* PROVIDED MATERIAL:
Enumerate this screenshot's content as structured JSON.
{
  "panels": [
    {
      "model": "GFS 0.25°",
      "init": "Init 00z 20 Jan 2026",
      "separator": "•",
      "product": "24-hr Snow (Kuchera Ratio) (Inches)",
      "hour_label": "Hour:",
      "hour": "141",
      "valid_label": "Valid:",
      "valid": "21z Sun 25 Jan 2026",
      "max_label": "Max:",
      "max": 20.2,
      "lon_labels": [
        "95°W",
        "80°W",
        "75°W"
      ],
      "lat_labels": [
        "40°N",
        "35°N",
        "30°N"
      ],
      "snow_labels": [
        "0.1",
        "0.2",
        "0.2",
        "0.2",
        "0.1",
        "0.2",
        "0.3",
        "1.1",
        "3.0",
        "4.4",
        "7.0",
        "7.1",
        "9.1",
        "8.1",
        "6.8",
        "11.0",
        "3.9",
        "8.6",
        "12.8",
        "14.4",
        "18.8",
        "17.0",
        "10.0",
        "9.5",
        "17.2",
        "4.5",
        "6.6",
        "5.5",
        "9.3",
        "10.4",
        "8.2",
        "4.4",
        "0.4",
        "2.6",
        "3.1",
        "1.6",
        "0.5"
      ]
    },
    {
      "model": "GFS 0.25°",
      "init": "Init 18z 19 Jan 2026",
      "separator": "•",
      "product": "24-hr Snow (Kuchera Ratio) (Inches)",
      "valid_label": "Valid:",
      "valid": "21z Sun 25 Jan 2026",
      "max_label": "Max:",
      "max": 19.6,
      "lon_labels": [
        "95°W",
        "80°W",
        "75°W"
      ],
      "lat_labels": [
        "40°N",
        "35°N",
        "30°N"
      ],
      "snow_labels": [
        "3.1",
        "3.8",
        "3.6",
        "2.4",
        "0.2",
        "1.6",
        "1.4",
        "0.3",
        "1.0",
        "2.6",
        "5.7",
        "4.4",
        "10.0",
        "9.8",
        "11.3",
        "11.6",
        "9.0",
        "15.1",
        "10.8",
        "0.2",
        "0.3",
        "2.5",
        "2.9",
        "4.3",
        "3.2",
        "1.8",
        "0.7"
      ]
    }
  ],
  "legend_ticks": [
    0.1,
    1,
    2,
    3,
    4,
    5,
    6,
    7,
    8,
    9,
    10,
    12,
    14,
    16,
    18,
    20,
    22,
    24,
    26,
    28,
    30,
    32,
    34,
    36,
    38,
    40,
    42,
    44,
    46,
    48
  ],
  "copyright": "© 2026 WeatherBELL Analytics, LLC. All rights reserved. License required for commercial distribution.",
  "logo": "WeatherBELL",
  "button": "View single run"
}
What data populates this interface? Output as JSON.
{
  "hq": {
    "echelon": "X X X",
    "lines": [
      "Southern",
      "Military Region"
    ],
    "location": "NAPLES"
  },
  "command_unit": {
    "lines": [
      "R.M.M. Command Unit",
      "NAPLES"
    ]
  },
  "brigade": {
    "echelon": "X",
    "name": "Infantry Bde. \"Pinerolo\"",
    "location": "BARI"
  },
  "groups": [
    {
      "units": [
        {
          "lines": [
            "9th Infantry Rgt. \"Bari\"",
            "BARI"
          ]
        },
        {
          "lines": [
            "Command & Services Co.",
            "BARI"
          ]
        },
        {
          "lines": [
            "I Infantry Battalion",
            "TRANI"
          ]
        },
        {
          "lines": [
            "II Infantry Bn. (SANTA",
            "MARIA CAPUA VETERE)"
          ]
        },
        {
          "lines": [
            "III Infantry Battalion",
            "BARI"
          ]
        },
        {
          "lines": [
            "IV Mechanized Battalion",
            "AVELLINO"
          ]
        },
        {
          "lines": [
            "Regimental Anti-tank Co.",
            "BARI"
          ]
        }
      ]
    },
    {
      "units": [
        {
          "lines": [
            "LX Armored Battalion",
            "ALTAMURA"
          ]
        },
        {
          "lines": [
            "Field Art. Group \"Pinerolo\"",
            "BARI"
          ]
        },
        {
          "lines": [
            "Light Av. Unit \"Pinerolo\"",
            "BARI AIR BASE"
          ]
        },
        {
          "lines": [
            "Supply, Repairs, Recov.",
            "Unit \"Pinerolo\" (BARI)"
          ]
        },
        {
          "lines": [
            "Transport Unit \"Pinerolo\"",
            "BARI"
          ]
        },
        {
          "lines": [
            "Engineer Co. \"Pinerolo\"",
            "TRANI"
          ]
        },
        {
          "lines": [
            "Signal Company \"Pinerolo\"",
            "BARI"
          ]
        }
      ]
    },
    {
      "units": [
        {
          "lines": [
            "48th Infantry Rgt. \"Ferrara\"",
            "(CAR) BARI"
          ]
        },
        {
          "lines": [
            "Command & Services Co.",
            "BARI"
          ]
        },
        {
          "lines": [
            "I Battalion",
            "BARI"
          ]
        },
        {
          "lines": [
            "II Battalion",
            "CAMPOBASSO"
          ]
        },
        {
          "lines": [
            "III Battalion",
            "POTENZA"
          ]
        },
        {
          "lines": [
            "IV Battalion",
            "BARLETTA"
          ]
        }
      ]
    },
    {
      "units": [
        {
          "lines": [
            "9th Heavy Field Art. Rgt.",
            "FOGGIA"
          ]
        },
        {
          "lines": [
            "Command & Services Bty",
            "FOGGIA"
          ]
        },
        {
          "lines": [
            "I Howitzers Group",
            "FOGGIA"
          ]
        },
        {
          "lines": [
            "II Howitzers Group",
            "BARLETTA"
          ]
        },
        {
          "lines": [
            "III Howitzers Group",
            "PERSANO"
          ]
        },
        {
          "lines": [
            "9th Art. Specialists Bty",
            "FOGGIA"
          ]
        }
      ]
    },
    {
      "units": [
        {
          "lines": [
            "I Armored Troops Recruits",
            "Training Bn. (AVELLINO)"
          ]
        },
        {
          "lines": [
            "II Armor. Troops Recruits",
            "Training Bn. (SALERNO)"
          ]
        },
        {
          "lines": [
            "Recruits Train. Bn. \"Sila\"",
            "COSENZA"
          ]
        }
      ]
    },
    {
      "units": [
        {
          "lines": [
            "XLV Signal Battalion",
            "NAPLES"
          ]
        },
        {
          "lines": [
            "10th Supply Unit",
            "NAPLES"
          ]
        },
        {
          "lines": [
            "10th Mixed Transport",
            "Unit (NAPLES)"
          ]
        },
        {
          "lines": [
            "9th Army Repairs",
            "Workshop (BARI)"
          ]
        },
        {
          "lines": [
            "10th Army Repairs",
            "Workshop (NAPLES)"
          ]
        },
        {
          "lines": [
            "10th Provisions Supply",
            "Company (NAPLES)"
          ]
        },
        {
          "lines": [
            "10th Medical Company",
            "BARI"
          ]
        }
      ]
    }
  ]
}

* STATED GOAL: Please repeat all the records above exactly as they appear.

* TASK OUTPUT:
Enumerate this screenshot's content as structured JSON.
{
  "panels": [
    {
      "model": "GFS 0.25°",
      "init": "Init 00z 20 Jan 2026",
      "separator": "•",
      "product": "24-hr Snow (Kuchera Ratio) (Inches)",
      "hour_label": "Hour:",
      "hour": "141",
      "valid_label": "Valid:",
      "valid": "21z Sun 25 Jan 2026",
      "max_label": "Max:",
      "max": 20.2,
      "lon_labels": [
        "95°W",
        "80°W",
        "75°W"
      ],
      "lat_labels": [
        "40°N",
        "35°N",
        "30°N"
      ],
      "snow_labels": [
        "0.1",
        "0.2",
        "0.2",
        "0.2",
        "0.1",
        "0.2",
        "0.3",
        "1.1",
        "3.0",
        "4.4",
        "7.0",
        "7.1",
        "9.1",
        "8.1",
        "6.8",
        "11.0",
        "3.9",
        "8.6",
        "12.8",
        "14.4",
        "18.8",
        "17.0",
        "10.0",
        "9.5",
        "17.2",
        "4.5",
        "6.6",
        "5.5",
        "9.3",
        "10.4",
        "8.2",
        "4.4",
        "0.4",
        "2.6",
        "3.1",
        "1.6",
        "0.5"
      ]
    },
    {
      "model": "GFS 0.25°",
      "init": "Init 18z 19 Jan 2026",
      "separator": "•",
      "product": "24-hr Snow (Kuchera Ratio) (Inches)",
      "valid_label": "Valid:",
      "valid": "21z Sun 25 Jan 2026",
      "max_label": "Max:",
      "max": 19.6,
      "lon_labels": [
        "95°W",
        "80°W",
        "75°W"
      ],
      "lat_labels": [
        "40°N",
        "35°N",
        "30°N"
      ],
      "snow_labels": [
        "3.1",
        "3.8",
        "3.6",
        "2.4",
        "0.2",
        "1.6",
        "1.4",
        "0.3",
        "1.0",
        "2.6",
        "5.7",
        "4.4",
        "10.0",
        "9.8",
        "11.3",
        "11.6",
        "9.0",
        "15.1",
        "10.8",
        "0.2",
        "0.3",
        "2.5",
        "2.9",
        "4.3",
        "3.2",
        "1.8",
        "0.7"
      ]
    }
  ],
  "legend_ticks": [
    0.1,
    1,
    2,
    3,
    4,
    5,
    6,
    7,
    8,
    9,
    10,
    12,
    14,
    16,
    18,
    20,
    22,
    24,
    26,
    28,
    30,
    32,
    34,
    36,
    38,
    40,
    42,
    44,
    46,
    48
  ],
  "copyright": "© 2026 WeatherBELL Analytics, LLC. All rights reserved. License required for commercial distribution.",
  "logo": "WeatherBELL",
  "button": "View single run"
}
What data populates this interface? Output as JSON.
{
  "hq": {
    "echelon": "X X X",
    "lines": [
      "Southern",
      "Military Region"
    ],
    "location": "NAPLES"
  },
  "command_unit": {
    "lines": [
      "R.M.M. Command Unit",
      "NAPLES"
    ]
  },
  "brigade": {
    "echelon": "X",
    "name": "Infantry Bde. \"Pinerolo\"",
    "location": "BARI"
  },
  "groups": [
    {
      "units": [
        {
          "lines": [
            "9th Infantry Rgt. \"Bari\"",
            "BARI"
          ]
        },
        {
          "lines": [
            "Command & Services Co.",
            "BARI"
          ]
        },
        {
          "lines": [
            "I Infantry Battalion",
            "TRANI"
          ]
        },
        {
          "lines": [
            "II Infantry Bn. (SANTA",
            "MARIA CAPUA VETERE)"
          ]
        },
        {
          "lines": [
            "III Infantry Battalion",
            "BARI"
          ]
        },
        {
          "lines": [
            "IV Mechanized Battalion",
            "AVELLINO"
          ]
        },
        {
          "lines": [
            "Regimental Anti-tank Co.",
            "BARI"
          ]
        }
      ]
    },
    {
      "units": [
        {
          "lines": [
            "LX Armored Battalion",
            "ALTAMURA"
          ]
        },
        {
          "lines": [
            "Field Art. Group \"Pinerolo\"",
            "BARI"
          ]
        },
        {
          "lines": [
            "Light Av. Unit \"Pinerolo\"",
            "BARI AIR BASE"
          ]
        },
        {
          "lines": [
            "Supply, Repairs, Recov.",
            "Unit \"Pinerolo\" (BARI)"
          ]
        },
        {
          "lines": [
            "Transport Unit \"Pinerolo\"",
            "BARI"
          ]
        },
        {
          "lines": [
            "Engineer Co. \"Pinerolo\"",
            "TRANI"
          ]
        },
        {
          "lines": [
            "Signal Company \"Pinerolo\"",
            "BARI"
          ]
        }
      ]
    },
    {
      "units": [
        {
          "lines": [
            "48th Infantry Rgt. \"Ferrara\"",
            "(CAR) BARI"
          ]
        },
        {
          "lines": [
            "Command & Services Co.",
            "BARI"
          ]
        },
        {
          "lines": [
            "I Battalion",
            "BARI"
          ]
        },
        {
          "lines": [
            "II Battalion",
            "CAMPOBASSO"
          ]
        },
        {
          "lines": [
            "III Battalion",
            "POTENZA"
          ]
        },
        {
          "lines": [
            "IV Battalion",
            "BARLETTA"
          ]
        }
      ]
    },
    {
      "units": [
        {
          "lines": [
            "9th Heavy Field Art. Rgt.",
            "FOGGIA"
          ]
        },
        {
          "lines": [
            "Command & Services Bty",
            "FOGGIA"
          ]
        },
        {
          "lines": [
            "I Howitzers Group",
            "FOGGIA"
          ]
        },
        {
          "lines": [
            "II Howitzers Group",
            "BARLETTA"
          ]
        },
        {
          "lines": [
            "III Howitzers Group",
            "PERSANO"
          ]
        },
        {
          "lines": [
            "9th Art. Specialists Bty",
            "FOGGIA"
          ]
        }
      ]
    },
    {
      "units": [
        {
          "lines": [
            "I Armored Troops Recruits",
            "Training Bn. (AVELLINO)"
          ]
        },
        {
          "lines": [
            "II Armor. Troops Recruits",
            "Training Bn. (SALERNO)"
          ]
        },
        {
          "lines": [
            "Recruits Train. Bn. \"Sila\"",
            "COSENZA"
          ]
        }
      ]
    },
    {
      "units": [
        {
          "lines": [
            "XLV Signal Battalion",
            "NAPLES"
          ]
        },
        {
          "lines": [
            "10th Supply Unit",
            "NAPLES"
          ]
        },
        {
          "lines": [
            "10th Mixed Transport",
            "Unit (NAPLES)"
          ]
        },
        {
          "lines": [
            "9th Army Repairs",
            "Workshop (BARI)"
          ]
        },
        {
          "lines": [
            "10th Army Repairs",
            "Workshop (NAPLES)"
          ]
        },
        {
          "lines": [
            "10th Provisions Supply",
            "Company (NAPLES)"
          ]
        },
        {
          "lines": [
            "10th Medical Company",
            "BARI"
          ]
        }
      ]
    }
  ]
}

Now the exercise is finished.